[SUPPLIED RECORDS]:
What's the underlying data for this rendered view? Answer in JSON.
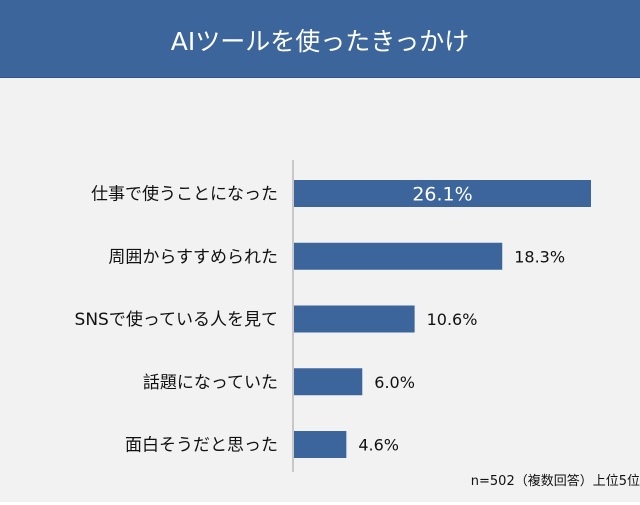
{
  "chart_data": {
    "type": "bar",
    "orientation": "horizontal",
    "title": "AIツールを使ったきっかけ",
    "categories": [
      "仕事で使うことになった",
      "周囲からすすめられた",
      "SNSで使っている人を見て",
      "話題になっていた",
      "面白そうだと思った"
    ],
    "values": [
      26.1,
      18.3,
      10.6,
      6.0,
      4.6
    ],
    "value_labels": [
      "26.1%",
      "18.3%",
      "10.6%",
      "6.0%",
      "4.6%"
    ],
    "xlabel": "",
    "ylabel": "",
    "xlim": [
      0,
      28
    ],
    "grid": false,
    "note": "n=502（複数回答）上位5位",
    "colors": {
      "bar": "#3c659c",
      "header": "#3c659c",
      "background": "#f2f2f2"
    }
  }
}
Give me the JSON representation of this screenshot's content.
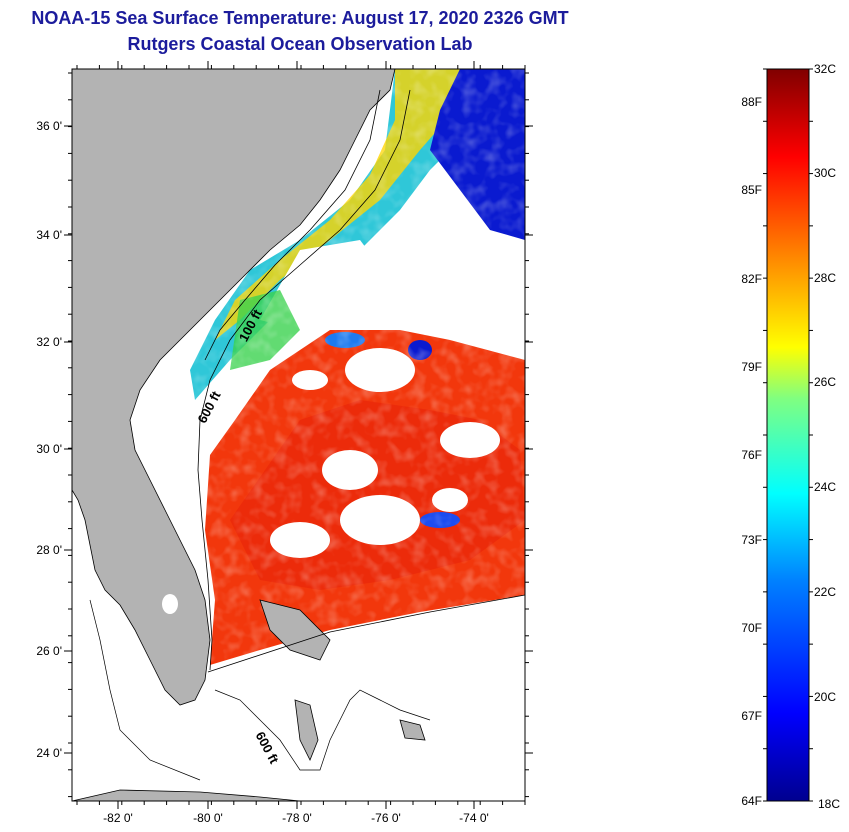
{
  "title": "NOAA-15 Sea Surface Temperature:  August 17, 2020 2326 GMT",
  "subtitle": "Rutgers Coastal Ocean Observation Lab",
  "map": {
    "lat_ticks": [
      "36 0'",
      "34 0'",
      "32 0'",
      "30 0'",
      "28 0'",
      "26 0'",
      "24 0'"
    ],
    "lon_ticks": [
      "-82 0'",
      "-80 0'",
      "-78 0'",
      "-76 0'",
      "-74 0'"
    ],
    "lat_range": [
      23,
      37
    ],
    "lon_range": [
      -83,
      -73
    ],
    "isobath_labels": [
      "100 ft",
      "600 ft",
      "600 ft"
    ],
    "colors": {
      "land": "#b3b3b3",
      "ocean_clear": "#ffffff",
      "warm_water": "#f2370c"
    }
  },
  "colorbar": {
    "f_labels": [
      "88F",
      "85F",
      "82F",
      "79F",
      "76F",
      "73F",
      "70F",
      "67F",
      "64F"
    ],
    "c_labels": [
      "32C",
      "30C",
      "28C",
      "26C",
      "24C",
      "22C",
      "20C",
      "18C"
    ],
    "range_c": [
      18,
      32
    ],
    "colormap": [
      "#00008f",
      "#0000ff",
      "#0080ff",
      "#00ffff",
      "#80ff80",
      "#ffff00",
      "#ff8000",
      "#ff0000",
      "#800000"
    ]
  }
}
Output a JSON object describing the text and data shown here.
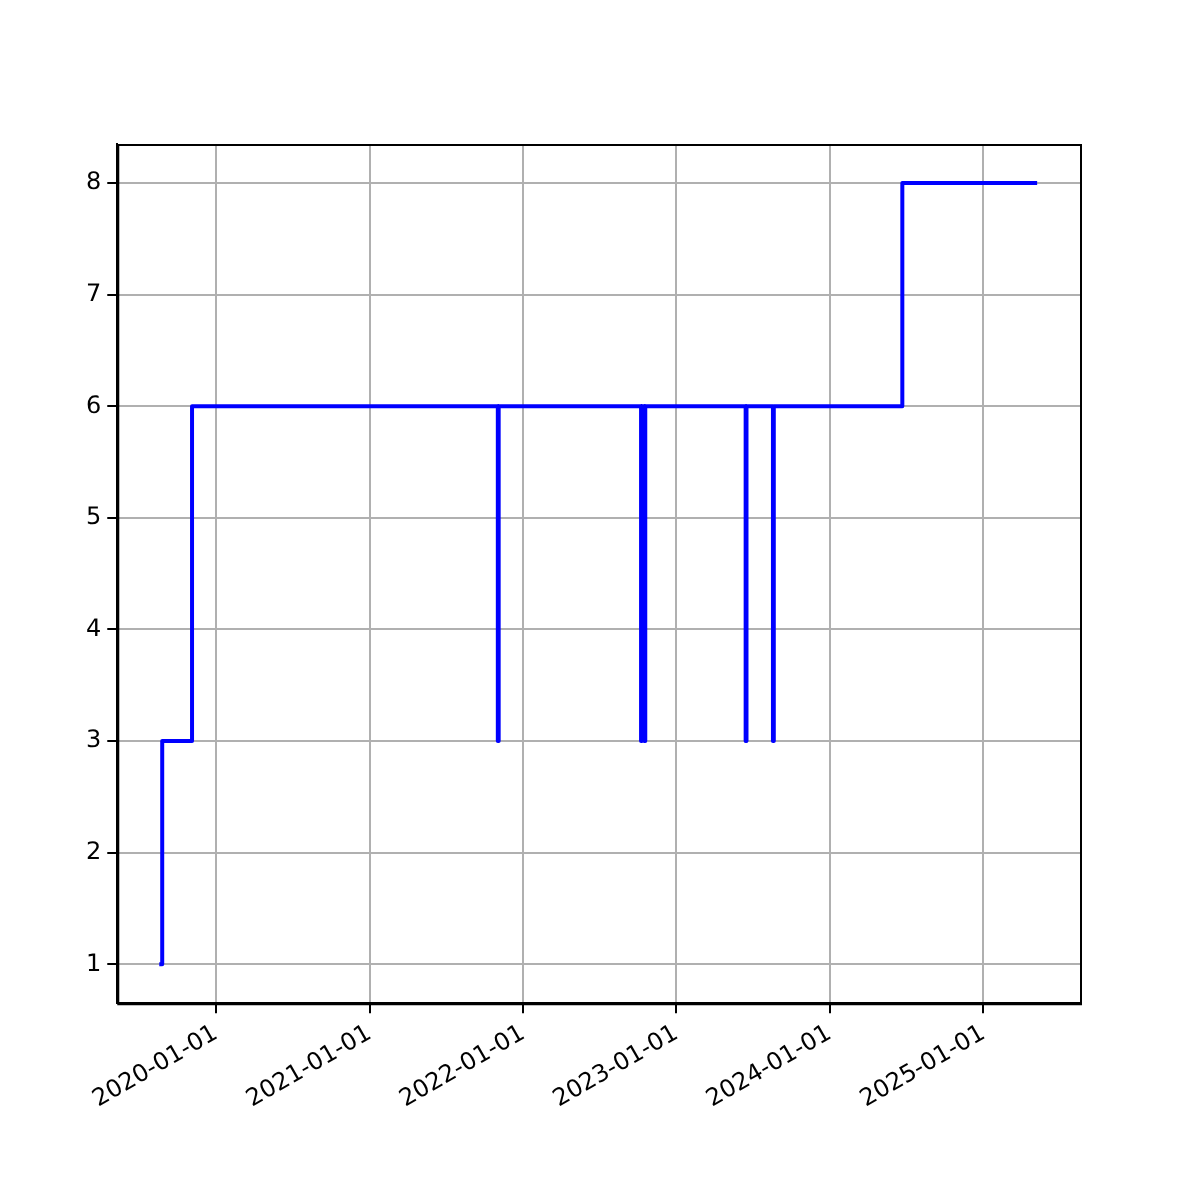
{
  "chart_data": {
    "type": "step",
    "x": [
      "2019-08-19",
      "2019-08-26",
      "2019-11-05",
      "2021-11-02",
      "2021-11-04",
      "2022-10-09",
      "2022-10-11",
      "2022-10-17",
      "2022-10-19",
      "2023-06-15",
      "2023-06-17",
      "2023-08-19",
      "2023-08-21",
      "2024-06-22",
      "2025-05-09"
    ],
    "series": [
      {
        "color": "#0000ff",
        "values": [
          1,
          3,
          6,
          3,
          6,
          3,
          6,
          3,
          6,
          3,
          6,
          3,
          6,
          8,
          8
        ]
      }
    ],
    "xlim": [
      "2019-05-11",
      "2025-08-19"
    ],
    "xticks": [
      "2020-01-01",
      "2021-01-01",
      "2022-01-01",
      "2023-01-01",
      "2024-01-01",
      "2025-01-01"
    ],
    "ylim": [
      0.65,
      8.35
    ],
    "yticks": [
      1,
      2,
      3,
      4,
      5,
      6,
      7,
      8
    ],
    "grid": true,
    "legend": false,
    "line_style": "solid",
    "marker": "none"
  }
}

[WORK TO BE COMPLETED]: Restate the records above in full, word for word. Keep pictures out.

[TASK RESULT]:
What's the underlying data for this rendered view? Answer in JSON.
{
  "chart_data": {
    "type": "bar",
    "orientation": "horizontal",
    "title": "AIツールを使ったきっかけ",
    "categories": [
      "仕事で使うことになった",
      "周囲からすすめられた",
      "SNSで使っている人を見て",
      "話題になっていた",
      "面白そうだと思った"
    ],
    "values": [
      26.1,
      18.3,
      10.6,
      6.0,
      4.6
    ],
    "value_labels": [
      "26.1%",
      "18.3%",
      "10.6%",
      "6.0%",
      "4.6%"
    ],
    "xlabel": "",
    "ylabel": "",
    "xlim": [
      0,
      28
    ],
    "grid": false,
    "note": "n=502（複数回答）上位5位",
    "colors": {
      "bar": "#3c659c",
      "header": "#3c659c",
      "background": "#f2f2f2"
    }
  }
}
Give me the JSON representation of this screenshot's content.
{
  "title": "NOAA-15 Sea Surface Temperature:  August 17, 2020 2326 GMT",
  "subtitle": "Rutgers Coastal Ocean Observation Lab",
  "map": {
    "lat_ticks": [
      "36 0'",
      "34 0'",
      "32 0'",
      "30 0'",
      "28 0'",
      "26 0'",
      "24 0'"
    ],
    "lon_ticks": [
      "-82 0'",
      "-80 0'",
      "-78 0'",
      "-76 0'",
      "-74 0'"
    ],
    "lat_range": [
      23,
      37
    ],
    "lon_range": [
      -83,
      -73
    ],
    "isobath_labels": [
      "100 ft",
      "600 ft",
      "600 ft"
    ],
    "colors": {
      "land": "#b3b3b3",
      "ocean_clear": "#ffffff",
      "warm_water": "#f2370c"
    }
  },
  "colorbar": {
    "f_labels": [
      "88F",
      "85F",
      "82F",
      "79F",
      "76F",
      "73F",
      "70F",
      "67F",
      "64F"
    ],
    "c_labels": [
      "32C",
      "30C",
      "28C",
      "26C",
      "24C",
      "22C",
      "20C",
      "18C"
    ],
    "range_c": [
      18,
      32
    ],
    "colormap": [
      "#00008f",
      "#0000ff",
      "#0080ff",
      "#00ffff",
      "#80ff80",
      "#ffff00",
      "#ff8000",
      "#ff0000",
      "#800000"
    ]
  }
}
Output a JSON object describing the text and data shown here.
{
  "chart_data": {
    "type": "step",
    "x": [
      "2019-08-19",
      "2019-08-26",
      "2019-11-05",
      "2021-11-02",
      "2021-11-04",
      "2022-10-09",
      "2022-10-11",
      "2022-10-17",
      "2022-10-19",
      "2023-06-15",
      "2023-06-17",
      "2023-08-19",
      "2023-08-21",
      "2024-06-22",
      "2025-05-09"
    ],
    "series": [
      {
        "color": "#0000ff",
        "values": [
          1,
          3,
          6,
          3,
          6,
          3,
          6,
          3,
          6,
          3,
          6,
          3,
          6,
          8,
          8
        ]
      }
    ],
    "xlim": [
      "2019-05-11",
      "2025-08-19"
    ],
    "xticks": [
      "2020-01-01",
      "2021-01-01",
      "2022-01-01",
      "2023-01-01",
      "2024-01-01",
      "2025-01-01"
    ],
    "ylim": [
      0.65,
      8.35
    ],
    "yticks": [
      1,
      2,
      3,
      4,
      5,
      6,
      7,
      8
    ],
    "grid": true,
    "legend": false,
    "line_style": "solid",
    "marker": "none"
  }
}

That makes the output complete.